EXERCISE INPUT:
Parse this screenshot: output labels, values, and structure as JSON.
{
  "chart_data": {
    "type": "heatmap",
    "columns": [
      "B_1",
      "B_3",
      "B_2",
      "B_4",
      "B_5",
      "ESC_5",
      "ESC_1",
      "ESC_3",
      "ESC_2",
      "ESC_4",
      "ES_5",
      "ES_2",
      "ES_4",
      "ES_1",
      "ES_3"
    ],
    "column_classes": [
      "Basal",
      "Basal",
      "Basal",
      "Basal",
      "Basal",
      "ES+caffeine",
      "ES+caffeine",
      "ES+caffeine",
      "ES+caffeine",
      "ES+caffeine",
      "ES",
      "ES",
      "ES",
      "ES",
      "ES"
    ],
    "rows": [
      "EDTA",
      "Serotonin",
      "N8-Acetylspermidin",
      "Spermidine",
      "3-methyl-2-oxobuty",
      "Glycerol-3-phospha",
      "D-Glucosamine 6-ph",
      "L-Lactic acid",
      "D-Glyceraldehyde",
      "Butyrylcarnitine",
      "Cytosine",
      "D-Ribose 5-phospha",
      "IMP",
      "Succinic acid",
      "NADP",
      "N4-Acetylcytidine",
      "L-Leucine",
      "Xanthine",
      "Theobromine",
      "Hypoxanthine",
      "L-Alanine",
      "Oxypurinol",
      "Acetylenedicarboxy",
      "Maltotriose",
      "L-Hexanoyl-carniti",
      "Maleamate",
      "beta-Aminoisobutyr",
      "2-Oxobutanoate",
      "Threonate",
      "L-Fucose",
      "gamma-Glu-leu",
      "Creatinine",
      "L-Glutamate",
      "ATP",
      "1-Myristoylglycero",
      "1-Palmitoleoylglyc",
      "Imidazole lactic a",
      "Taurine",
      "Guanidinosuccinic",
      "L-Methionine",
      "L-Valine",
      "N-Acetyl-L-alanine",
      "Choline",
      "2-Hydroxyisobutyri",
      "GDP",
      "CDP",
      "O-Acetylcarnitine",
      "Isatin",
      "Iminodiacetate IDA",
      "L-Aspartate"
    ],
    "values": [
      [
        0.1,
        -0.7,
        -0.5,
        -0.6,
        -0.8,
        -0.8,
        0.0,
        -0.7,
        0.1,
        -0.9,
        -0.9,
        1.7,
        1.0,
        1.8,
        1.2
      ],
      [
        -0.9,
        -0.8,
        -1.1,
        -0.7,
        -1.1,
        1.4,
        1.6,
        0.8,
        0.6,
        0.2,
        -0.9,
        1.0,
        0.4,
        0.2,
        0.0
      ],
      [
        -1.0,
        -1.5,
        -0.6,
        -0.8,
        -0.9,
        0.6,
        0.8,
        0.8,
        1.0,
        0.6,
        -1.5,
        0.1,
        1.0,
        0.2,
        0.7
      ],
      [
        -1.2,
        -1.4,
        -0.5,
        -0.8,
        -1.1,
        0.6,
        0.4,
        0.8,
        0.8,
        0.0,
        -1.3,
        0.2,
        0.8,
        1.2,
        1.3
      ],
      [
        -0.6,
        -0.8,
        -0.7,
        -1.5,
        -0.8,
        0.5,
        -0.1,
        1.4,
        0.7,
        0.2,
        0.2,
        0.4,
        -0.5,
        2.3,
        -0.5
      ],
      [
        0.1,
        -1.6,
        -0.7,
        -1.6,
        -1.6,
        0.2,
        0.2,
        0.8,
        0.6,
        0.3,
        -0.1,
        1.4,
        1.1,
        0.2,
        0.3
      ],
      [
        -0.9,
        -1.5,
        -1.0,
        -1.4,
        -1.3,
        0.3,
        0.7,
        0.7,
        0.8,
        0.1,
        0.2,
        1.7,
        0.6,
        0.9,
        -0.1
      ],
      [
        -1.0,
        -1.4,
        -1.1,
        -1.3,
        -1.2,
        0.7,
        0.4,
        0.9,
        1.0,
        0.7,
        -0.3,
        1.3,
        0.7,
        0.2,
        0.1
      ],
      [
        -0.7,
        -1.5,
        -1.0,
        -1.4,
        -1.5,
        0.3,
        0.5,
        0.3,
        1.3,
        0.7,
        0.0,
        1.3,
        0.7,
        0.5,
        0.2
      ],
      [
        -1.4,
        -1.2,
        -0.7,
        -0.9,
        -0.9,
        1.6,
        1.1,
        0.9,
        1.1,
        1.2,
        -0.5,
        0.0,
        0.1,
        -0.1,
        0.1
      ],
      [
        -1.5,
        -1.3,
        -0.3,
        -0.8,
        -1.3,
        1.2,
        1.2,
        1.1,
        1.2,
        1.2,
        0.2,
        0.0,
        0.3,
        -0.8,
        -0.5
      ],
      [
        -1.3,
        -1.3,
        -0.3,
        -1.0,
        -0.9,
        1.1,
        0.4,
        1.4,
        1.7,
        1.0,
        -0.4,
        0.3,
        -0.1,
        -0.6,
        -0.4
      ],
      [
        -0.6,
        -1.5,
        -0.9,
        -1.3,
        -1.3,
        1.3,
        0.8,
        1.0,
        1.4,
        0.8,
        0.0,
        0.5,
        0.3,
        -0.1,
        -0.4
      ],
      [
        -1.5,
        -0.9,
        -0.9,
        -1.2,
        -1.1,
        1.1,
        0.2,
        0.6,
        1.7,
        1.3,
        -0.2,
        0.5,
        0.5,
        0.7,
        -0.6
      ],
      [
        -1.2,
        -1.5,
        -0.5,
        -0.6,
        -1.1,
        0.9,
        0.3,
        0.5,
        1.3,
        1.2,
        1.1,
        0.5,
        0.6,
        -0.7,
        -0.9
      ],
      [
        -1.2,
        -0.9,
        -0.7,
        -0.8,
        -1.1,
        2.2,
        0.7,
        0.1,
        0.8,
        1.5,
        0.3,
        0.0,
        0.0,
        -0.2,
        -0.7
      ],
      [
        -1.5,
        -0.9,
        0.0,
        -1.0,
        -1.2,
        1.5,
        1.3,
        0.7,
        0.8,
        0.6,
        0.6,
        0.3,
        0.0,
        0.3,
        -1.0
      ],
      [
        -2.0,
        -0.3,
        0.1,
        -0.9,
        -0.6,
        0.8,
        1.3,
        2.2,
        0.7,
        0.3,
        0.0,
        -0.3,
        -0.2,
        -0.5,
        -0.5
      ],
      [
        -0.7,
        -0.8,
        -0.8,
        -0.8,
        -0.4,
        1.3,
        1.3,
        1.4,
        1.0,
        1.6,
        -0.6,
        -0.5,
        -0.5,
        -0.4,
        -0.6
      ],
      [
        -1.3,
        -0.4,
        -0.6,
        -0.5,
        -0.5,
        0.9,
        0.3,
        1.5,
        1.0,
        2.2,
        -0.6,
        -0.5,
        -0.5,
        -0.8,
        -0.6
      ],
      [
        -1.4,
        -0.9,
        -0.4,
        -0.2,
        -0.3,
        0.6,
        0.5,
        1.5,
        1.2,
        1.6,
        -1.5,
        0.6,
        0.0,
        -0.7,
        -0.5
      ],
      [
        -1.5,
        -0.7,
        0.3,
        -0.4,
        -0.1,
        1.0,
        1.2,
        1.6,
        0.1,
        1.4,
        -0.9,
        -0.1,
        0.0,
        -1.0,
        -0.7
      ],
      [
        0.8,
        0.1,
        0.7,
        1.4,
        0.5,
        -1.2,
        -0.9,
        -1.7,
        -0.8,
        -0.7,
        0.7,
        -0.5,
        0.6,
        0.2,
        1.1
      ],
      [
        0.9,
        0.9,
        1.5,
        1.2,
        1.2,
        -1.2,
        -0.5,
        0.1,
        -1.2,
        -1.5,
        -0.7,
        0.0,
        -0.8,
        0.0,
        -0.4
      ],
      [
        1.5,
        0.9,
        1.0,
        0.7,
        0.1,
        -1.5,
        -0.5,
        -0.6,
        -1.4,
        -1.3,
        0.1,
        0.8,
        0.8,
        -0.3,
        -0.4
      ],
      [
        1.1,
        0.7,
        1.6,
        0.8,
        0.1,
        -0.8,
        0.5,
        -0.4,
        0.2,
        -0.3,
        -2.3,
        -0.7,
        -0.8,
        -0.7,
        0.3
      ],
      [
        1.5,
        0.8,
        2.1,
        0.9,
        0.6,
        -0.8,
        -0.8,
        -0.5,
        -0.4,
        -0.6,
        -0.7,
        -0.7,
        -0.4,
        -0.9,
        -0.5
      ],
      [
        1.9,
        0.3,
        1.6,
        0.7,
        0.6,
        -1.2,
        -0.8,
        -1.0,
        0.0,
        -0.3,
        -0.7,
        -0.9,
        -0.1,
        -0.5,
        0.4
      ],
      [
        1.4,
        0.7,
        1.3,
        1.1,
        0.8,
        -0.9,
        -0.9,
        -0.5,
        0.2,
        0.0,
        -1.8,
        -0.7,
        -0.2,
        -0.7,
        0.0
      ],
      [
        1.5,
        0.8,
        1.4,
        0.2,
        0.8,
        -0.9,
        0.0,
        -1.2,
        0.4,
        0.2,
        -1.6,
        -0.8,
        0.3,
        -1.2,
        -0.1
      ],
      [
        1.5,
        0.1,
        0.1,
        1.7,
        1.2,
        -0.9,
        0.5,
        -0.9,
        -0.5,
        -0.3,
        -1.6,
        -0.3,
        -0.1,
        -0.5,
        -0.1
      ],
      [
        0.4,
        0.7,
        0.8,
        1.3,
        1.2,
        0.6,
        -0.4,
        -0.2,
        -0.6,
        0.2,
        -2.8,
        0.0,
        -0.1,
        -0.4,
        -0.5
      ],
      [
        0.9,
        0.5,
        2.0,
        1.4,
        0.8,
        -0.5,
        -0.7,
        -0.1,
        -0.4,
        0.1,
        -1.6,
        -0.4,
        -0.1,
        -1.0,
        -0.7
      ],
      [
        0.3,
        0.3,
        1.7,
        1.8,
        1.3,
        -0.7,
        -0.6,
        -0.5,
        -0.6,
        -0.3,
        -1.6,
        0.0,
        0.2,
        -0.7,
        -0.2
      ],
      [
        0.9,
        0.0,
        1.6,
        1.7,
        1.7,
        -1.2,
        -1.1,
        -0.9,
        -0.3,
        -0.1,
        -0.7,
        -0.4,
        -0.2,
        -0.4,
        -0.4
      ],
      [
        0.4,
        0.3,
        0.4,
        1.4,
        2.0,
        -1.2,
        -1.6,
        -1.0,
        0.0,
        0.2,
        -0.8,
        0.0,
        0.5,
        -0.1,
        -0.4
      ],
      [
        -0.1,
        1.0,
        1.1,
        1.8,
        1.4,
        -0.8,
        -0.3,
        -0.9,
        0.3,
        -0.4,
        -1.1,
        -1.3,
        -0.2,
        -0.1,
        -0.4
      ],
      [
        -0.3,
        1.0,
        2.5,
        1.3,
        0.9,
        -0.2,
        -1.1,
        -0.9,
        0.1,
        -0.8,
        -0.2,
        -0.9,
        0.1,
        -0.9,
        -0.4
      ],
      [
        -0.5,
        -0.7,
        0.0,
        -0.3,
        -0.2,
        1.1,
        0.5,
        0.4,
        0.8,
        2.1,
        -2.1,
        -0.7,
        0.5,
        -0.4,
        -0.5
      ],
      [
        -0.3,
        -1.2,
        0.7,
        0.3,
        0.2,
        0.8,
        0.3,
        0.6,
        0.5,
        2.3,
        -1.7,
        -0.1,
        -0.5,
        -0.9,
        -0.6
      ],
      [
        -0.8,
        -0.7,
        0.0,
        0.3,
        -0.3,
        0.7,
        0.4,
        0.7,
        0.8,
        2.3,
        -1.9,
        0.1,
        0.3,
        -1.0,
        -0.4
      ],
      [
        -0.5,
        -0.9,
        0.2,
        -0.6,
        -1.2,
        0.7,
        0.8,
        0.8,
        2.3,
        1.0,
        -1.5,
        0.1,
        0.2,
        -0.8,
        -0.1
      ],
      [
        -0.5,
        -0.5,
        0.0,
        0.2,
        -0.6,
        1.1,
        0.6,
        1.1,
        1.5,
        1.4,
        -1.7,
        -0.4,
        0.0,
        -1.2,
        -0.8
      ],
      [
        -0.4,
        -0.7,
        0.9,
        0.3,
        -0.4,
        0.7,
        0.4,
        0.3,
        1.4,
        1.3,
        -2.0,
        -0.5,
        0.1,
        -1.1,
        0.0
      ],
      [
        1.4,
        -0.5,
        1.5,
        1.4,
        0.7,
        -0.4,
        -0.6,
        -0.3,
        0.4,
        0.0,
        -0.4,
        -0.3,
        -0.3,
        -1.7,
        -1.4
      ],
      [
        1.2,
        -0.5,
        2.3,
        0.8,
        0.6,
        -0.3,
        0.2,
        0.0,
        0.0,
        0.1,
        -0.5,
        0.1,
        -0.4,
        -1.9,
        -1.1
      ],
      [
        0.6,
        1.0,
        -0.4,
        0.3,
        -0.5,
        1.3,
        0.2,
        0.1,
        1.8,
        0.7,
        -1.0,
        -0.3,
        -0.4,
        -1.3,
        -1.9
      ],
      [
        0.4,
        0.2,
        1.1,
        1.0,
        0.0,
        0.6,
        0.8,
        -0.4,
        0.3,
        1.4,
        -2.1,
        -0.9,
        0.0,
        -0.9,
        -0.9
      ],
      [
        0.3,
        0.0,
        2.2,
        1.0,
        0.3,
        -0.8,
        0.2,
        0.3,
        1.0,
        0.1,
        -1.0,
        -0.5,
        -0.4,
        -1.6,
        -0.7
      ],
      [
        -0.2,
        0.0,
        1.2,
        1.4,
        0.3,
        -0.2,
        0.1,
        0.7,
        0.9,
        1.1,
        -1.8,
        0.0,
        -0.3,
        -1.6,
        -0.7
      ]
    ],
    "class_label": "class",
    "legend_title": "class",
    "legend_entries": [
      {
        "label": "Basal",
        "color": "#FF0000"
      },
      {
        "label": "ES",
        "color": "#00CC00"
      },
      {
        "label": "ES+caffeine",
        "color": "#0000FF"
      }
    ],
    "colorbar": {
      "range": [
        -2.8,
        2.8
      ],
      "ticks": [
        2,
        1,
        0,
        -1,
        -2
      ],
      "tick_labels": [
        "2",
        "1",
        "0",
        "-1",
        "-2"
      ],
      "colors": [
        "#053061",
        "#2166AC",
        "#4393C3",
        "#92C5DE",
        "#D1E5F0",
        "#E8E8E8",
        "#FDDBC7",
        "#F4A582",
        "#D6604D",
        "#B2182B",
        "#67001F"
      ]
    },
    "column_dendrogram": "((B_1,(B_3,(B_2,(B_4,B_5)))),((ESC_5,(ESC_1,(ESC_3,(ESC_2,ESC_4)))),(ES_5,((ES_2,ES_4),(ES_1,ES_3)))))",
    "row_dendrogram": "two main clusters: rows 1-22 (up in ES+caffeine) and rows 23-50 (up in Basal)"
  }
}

WHAT IS EXPECTED:
State how many lines of the data include the word "rows", with nothing else.

EXPECTED ANSWER:
2